# Dataset records:
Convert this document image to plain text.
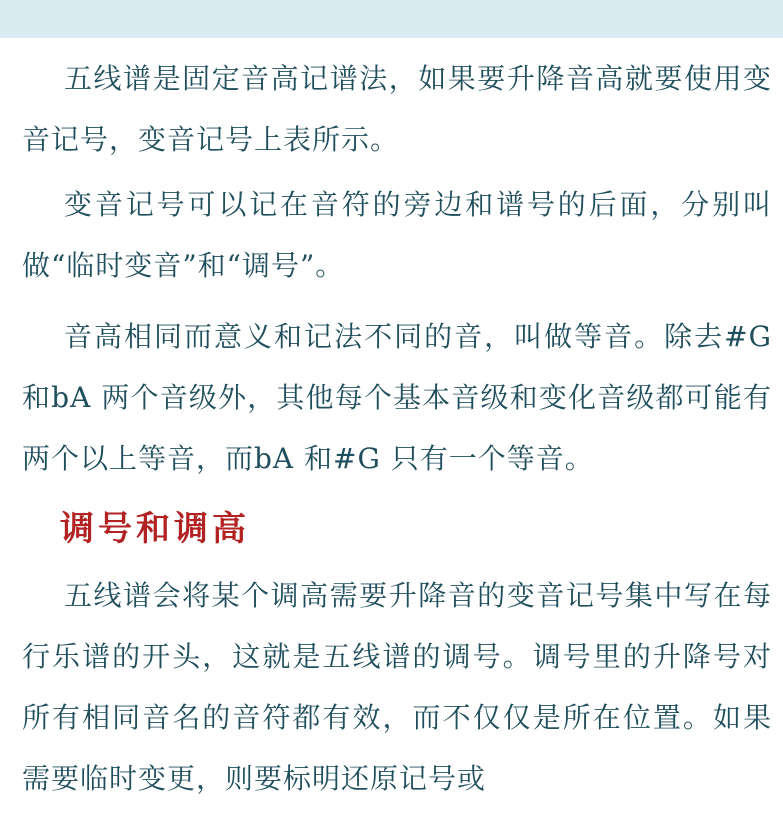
五线谱是固定音高记谱法，如果要升降音高就要使用变音记号，变音记号上表所示。

变音记号可以记在音符的旁边和谱号的后面，分别叫做“临时变音”和“调号”。

音高相同而意义和记法不同的音，叫做等音。除去#G 和bA 两个音级外，其他每个基本音级和变化音级都可能有两个以上等音，而bA 和#G 只有一个等音。

调号和调高

五线谱会将某个调高需要升降音的变音记号集中写在每行乐谱的开头，这就是五线谱的调号。调号里的升降号对所有相同音名的音符都有效，而不仅仅是所在位置。如果需要临时变更，则要标明还原记号或
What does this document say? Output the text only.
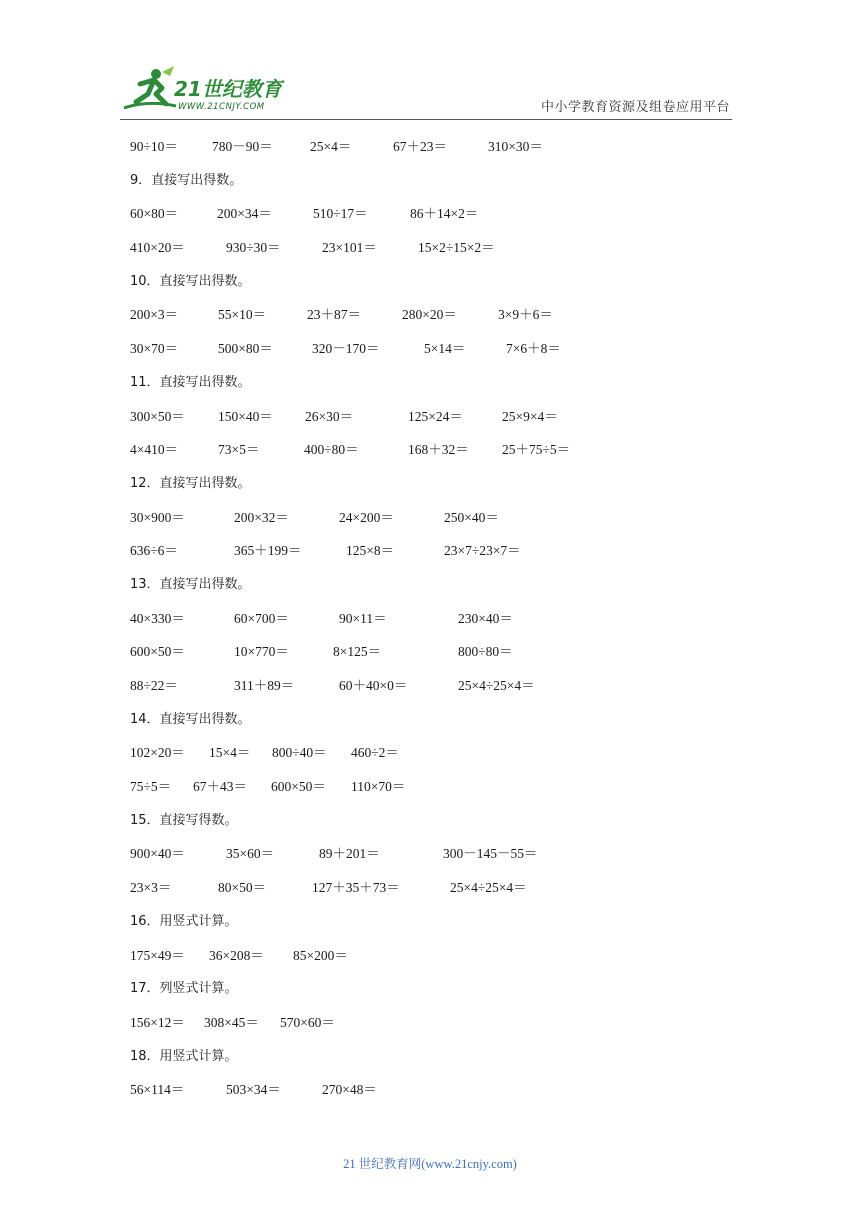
21世纪教育
WWW.21CNJY.COM	中小学教育资源及组卷应用平台
90÷10＝	780－90＝	25×4＝	67＋23＝	310×30＝
9．直接写出得数。
60×80＝	200×34＝	510÷17＝	86＋14×2＝
410×20＝	930÷30＝	23×101＝	15×2÷15×2＝
10．直接写出得数。
200×3＝	55×10＝	23＋87＝	280×20＝	3×9＋6＝
30×70＝	500×80＝	320－170＝	5×14＝	7×6＋8＝
11．直接写出得数。
300×50＝ 150×40＝ 26×30＝	125×24＝	25×9×4＝
4×410＝	73×5＝	400÷80＝	168＋32＝ 25＋75÷5＝
12．直接写出得数。
30×900＝	200×32＝	24×200＝	250×40＝
636÷6＝	365＋199＝	125×8＝	23×7÷23×7＝
13．直接写出得数。
40×330＝	60×700＝	90×11＝	230×40＝
600×50＝	10×770＝	8×125＝	800÷80＝
88÷22＝	311＋89＝	60＋40×0＝	25×4÷25×4＝
14．直接写出得数。
102×20＝ 15×4＝ 800÷40＝ 460÷2＝
75÷5＝ 67＋43＝ 600×50＝ 110×70＝
15．直接写得数。
900×40＝	35×60＝	89＋201＝	300－145－55＝
23×3＝	80×50＝	127＋35＋73＝	25×4÷25×4＝
16．用竖式计算。
175×49＝ 36×208＝ 85×200＝
17．列竖式计算。
156×12＝ 308×45＝ 570×60＝
18．用竖式计算。
56×114＝	503×34＝	270×48＝
21 世纪教育网(www.21cnjy.com)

# Work required:
Your task is to reproduce all of the material exactly. The pictures stay out.

# Solution for this problem:
Convert this document image to plain text.
五线谱是固定音高记谱法，如果要升降音高就要使用变音记号，变音记号上表所示。

变音记号可以记在音符的旁边和谱号的后面，分别叫做“临时变音”和“调号”。

音高相同而意义和记法不同的音，叫做等音。除去#G 和bA 两个音级外，其他每个基本音级和变化音级都可能有两个以上等音，而bA 和#G 只有一个等音。

调号和调高

五线谱会将某个调高需要升降音的变音记号集中写在每行乐谱的开头，这就是五线谱的调号。调号里的升降号对所有相同音名的音符都有效，而不仅仅是所在位置。如果需要临时变更，则要标明还原记号或
What does this document say? Output the text only.
21世纪教育
WWW.21CNJY.COM	中小学教育资源及组卷应用平台
90÷10＝	780－90＝	25×4＝	67＋23＝	310×30＝
9．直接写出得数。
60×80＝	200×34＝	510÷17＝	86＋14×2＝
410×20＝	930÷30＝	23×101＝	15×2÷15×2＝
10．直接写出得数。
200×3＝	55×10＝	23＋87＝	280×20＝	3×9＋6＝
30×70＝	500×80＝	320－170＝	5×14＝	7×6＋8＝
11．直接写出得数。
300×50＝ 150×40＝ 26×30＝	125×24＝	25×9×4＝
4×410＝	73×5＝	400÷80＝	168＋32＝ 25＋75÷5＝
12．直接写出得数。
30×900＝	200×32＝	24×200＝	250×40＝
636÷6＝	365＋199＝	125×8＝	23×7÷23×7＝
13．直接写出得数。
40×330＝	60×700＝	90×11＝	230×40＝
600×50＝	10×770＝	8×125＝	800÷80＝
88÷22＝	311＋89＝	60＋40×0＝	25×4÷25×4＝
14．直接写出得数。
102×20＝ 15×4＝ 800÷40＝ 460÷2＝
75÷5＝ 67＋43＝ 600×50＝ 110×70＝
15．直接写得数。
900×40＝	35×60＝	89＋201＝	300－145－55＝
23×3＝	80×50＝	127＋35＋73＝	25×4÷25×4＝
16．用竖式计算。
175×49＝ 36×208＝ 85×200＝
17．列竖式计算。
156×12＝ 308×45＝ 570×60＝
18．用竖式计算。
56×114＝	503×34＝	270×48＝
21 世纪教育网(www.21cnjy.com)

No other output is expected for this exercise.